[Requirement] Collect all lines containing the word "results" from the data.

[Data excerpts]
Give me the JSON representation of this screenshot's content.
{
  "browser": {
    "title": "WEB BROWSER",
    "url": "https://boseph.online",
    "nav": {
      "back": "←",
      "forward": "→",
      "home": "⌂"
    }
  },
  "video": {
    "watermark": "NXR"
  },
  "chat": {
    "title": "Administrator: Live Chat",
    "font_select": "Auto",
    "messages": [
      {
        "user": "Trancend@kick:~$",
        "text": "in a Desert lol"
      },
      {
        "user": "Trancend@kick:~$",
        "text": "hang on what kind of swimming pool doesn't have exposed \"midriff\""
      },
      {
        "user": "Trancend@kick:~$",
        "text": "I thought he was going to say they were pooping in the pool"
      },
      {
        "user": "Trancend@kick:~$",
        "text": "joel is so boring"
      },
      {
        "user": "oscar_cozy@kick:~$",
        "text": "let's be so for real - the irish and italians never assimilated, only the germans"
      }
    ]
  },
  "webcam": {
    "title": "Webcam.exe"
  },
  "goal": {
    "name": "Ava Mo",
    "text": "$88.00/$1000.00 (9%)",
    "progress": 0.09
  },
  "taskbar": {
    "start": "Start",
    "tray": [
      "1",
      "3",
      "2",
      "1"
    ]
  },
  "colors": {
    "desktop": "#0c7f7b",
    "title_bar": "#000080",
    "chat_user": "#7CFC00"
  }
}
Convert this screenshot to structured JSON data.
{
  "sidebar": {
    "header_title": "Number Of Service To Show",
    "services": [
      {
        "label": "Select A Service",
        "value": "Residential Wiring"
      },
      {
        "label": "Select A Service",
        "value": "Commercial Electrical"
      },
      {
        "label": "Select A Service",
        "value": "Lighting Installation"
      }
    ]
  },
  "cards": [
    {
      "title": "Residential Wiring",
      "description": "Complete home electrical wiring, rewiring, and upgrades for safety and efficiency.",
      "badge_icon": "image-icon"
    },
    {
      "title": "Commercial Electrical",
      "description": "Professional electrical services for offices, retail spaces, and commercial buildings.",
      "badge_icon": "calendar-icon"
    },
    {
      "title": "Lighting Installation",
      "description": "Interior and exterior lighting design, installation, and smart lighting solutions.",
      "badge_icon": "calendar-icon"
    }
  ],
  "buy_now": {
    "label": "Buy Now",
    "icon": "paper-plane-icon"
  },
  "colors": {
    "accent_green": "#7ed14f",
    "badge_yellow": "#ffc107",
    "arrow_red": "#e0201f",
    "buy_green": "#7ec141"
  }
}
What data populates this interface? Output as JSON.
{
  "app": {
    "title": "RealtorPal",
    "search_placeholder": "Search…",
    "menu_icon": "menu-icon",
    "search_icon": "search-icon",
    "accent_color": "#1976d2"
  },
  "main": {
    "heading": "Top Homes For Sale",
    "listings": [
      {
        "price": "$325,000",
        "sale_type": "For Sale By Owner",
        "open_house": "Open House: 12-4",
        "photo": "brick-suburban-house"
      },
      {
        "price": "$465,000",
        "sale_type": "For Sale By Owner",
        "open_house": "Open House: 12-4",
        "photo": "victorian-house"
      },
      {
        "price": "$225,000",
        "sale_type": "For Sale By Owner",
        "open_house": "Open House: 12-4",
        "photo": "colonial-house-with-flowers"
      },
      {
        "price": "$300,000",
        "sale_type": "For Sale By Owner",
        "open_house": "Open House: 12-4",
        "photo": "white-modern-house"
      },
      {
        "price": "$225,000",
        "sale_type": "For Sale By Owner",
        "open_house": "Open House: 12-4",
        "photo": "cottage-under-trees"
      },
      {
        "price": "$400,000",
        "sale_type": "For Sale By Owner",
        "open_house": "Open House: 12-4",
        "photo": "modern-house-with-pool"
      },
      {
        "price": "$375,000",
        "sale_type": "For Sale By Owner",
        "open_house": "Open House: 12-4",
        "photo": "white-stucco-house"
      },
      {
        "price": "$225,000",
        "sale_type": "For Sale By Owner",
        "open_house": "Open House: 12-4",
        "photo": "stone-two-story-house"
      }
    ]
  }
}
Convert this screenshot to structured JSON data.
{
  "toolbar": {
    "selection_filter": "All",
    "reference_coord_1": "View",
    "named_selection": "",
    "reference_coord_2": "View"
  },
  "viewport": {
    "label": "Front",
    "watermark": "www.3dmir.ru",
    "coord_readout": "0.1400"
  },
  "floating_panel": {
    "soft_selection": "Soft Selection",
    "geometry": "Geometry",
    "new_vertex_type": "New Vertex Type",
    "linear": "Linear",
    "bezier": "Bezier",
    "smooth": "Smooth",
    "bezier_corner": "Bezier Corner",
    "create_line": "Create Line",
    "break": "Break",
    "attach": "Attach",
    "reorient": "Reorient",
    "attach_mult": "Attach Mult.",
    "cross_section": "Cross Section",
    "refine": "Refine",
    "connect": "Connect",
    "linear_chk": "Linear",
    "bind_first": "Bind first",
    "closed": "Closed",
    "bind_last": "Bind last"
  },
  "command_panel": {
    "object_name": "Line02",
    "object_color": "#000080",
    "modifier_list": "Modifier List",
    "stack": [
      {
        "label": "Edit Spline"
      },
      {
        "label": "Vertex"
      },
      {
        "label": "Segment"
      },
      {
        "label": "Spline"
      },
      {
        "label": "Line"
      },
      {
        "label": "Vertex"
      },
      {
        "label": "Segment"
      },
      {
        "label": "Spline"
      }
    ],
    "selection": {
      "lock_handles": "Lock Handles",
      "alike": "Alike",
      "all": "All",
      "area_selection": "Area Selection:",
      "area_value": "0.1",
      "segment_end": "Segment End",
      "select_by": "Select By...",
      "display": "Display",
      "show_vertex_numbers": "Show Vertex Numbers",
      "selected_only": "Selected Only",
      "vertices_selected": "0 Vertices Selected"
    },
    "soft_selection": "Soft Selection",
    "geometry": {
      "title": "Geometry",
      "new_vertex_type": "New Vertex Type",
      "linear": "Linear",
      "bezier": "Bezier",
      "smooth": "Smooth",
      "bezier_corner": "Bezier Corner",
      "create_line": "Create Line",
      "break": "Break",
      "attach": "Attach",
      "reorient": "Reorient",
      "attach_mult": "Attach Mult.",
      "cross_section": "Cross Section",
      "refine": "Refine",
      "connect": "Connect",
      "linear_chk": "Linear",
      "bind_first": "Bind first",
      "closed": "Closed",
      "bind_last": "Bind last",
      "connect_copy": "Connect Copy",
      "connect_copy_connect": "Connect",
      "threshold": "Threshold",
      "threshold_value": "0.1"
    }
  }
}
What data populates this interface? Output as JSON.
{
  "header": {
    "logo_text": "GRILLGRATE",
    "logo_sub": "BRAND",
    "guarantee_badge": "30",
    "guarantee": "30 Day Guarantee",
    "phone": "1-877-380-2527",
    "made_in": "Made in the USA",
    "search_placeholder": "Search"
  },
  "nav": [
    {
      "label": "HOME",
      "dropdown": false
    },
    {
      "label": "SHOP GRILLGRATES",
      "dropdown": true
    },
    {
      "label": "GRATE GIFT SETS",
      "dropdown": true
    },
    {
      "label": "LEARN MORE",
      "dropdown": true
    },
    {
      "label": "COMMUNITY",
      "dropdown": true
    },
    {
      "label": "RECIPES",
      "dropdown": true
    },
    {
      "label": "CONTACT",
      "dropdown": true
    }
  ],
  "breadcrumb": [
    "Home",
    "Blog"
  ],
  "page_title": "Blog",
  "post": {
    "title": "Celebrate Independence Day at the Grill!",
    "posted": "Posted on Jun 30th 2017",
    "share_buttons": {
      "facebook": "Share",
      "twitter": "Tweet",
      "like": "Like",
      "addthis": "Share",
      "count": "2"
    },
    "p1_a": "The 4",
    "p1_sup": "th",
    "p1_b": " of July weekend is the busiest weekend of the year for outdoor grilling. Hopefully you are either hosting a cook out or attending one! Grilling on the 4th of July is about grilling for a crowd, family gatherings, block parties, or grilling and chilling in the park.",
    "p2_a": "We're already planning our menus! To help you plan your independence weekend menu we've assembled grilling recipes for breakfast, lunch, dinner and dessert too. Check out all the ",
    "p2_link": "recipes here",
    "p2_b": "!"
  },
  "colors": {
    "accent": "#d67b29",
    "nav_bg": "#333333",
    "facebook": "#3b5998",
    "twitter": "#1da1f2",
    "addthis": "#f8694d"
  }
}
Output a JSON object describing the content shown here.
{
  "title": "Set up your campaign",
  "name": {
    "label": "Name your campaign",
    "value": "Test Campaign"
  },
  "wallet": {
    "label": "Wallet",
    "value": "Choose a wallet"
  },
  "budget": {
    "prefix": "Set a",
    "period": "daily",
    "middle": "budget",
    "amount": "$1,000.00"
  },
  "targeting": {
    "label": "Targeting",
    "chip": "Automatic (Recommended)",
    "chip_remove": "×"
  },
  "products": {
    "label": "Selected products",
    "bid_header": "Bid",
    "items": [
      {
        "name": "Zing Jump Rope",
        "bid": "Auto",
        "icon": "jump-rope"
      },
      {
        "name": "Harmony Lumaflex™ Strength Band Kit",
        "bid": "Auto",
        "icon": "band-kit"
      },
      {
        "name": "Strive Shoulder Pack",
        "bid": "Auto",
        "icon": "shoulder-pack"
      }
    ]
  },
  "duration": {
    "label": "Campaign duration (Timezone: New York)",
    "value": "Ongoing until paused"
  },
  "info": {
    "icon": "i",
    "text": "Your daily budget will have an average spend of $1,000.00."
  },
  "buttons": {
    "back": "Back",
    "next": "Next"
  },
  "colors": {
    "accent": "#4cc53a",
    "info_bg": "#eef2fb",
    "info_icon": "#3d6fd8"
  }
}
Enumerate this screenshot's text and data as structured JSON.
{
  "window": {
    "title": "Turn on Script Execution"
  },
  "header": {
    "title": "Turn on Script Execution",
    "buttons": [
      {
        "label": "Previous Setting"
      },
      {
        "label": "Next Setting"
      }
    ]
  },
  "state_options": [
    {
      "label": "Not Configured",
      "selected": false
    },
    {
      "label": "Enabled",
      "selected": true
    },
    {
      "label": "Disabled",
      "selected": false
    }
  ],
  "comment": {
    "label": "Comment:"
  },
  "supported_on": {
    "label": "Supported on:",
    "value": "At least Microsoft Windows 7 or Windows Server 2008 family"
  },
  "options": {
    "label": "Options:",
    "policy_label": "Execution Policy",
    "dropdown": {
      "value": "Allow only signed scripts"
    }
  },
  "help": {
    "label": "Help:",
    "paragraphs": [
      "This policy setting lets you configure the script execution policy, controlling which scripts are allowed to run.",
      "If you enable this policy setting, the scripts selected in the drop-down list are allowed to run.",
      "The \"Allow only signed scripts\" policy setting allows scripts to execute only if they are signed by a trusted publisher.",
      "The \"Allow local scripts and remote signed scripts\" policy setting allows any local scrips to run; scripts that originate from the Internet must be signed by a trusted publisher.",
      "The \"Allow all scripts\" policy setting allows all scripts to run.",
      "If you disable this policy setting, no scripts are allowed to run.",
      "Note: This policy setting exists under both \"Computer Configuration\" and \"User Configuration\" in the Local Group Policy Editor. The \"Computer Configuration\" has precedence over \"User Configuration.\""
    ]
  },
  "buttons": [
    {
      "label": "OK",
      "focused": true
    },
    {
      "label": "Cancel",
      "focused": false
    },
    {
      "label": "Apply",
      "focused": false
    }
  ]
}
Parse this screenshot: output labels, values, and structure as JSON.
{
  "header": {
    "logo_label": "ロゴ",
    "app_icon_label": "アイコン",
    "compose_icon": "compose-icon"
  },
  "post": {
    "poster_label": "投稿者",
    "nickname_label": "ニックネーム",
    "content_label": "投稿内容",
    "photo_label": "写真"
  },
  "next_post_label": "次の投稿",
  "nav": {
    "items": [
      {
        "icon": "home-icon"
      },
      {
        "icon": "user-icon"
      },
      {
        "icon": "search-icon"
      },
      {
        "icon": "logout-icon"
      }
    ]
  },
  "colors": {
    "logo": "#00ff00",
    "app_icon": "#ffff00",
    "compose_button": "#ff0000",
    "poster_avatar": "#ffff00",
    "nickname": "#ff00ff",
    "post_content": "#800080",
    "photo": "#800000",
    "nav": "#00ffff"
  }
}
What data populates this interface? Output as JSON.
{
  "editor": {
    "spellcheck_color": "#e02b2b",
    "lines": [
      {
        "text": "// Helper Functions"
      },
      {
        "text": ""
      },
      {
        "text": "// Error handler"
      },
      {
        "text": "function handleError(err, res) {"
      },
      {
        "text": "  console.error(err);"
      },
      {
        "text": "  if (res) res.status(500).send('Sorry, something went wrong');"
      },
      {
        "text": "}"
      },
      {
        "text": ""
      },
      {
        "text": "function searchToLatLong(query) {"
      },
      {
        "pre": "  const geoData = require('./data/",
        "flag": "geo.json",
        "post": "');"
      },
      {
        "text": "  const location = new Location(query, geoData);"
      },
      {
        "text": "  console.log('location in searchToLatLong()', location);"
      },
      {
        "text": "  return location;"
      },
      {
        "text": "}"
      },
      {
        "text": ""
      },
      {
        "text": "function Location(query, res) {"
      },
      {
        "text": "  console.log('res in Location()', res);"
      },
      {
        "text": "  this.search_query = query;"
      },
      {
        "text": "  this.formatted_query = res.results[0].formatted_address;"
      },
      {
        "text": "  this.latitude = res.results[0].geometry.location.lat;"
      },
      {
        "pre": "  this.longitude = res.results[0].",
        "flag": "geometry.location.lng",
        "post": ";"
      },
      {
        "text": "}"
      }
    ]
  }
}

[Solved problem]
        "text": "  this.formatted_query = res.results[0].formatted_address;"
        "text": "  this.latitude = res.results[0].geometry.location.lat;"
        "pre": "  this.longitude = res.results[0].",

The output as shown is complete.